Short exercise
Collect all lines from the listing that include the string "реализующим".

Data shown
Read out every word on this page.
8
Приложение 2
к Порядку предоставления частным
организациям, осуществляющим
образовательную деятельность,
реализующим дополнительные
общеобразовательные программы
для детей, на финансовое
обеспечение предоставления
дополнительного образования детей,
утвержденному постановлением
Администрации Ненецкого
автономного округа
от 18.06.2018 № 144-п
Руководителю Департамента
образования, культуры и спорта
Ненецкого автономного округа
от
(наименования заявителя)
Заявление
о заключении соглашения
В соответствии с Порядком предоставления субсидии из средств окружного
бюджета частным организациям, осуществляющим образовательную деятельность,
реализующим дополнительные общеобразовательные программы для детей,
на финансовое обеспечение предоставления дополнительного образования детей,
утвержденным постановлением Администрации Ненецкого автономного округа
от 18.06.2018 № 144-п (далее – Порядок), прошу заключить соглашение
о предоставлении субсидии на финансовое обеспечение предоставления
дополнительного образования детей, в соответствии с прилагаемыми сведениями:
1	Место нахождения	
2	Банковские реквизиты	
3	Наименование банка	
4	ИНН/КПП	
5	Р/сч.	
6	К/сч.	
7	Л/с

Written response
реализующим дополнительные
реализующим дополнительные общеобразовательные программы для детей,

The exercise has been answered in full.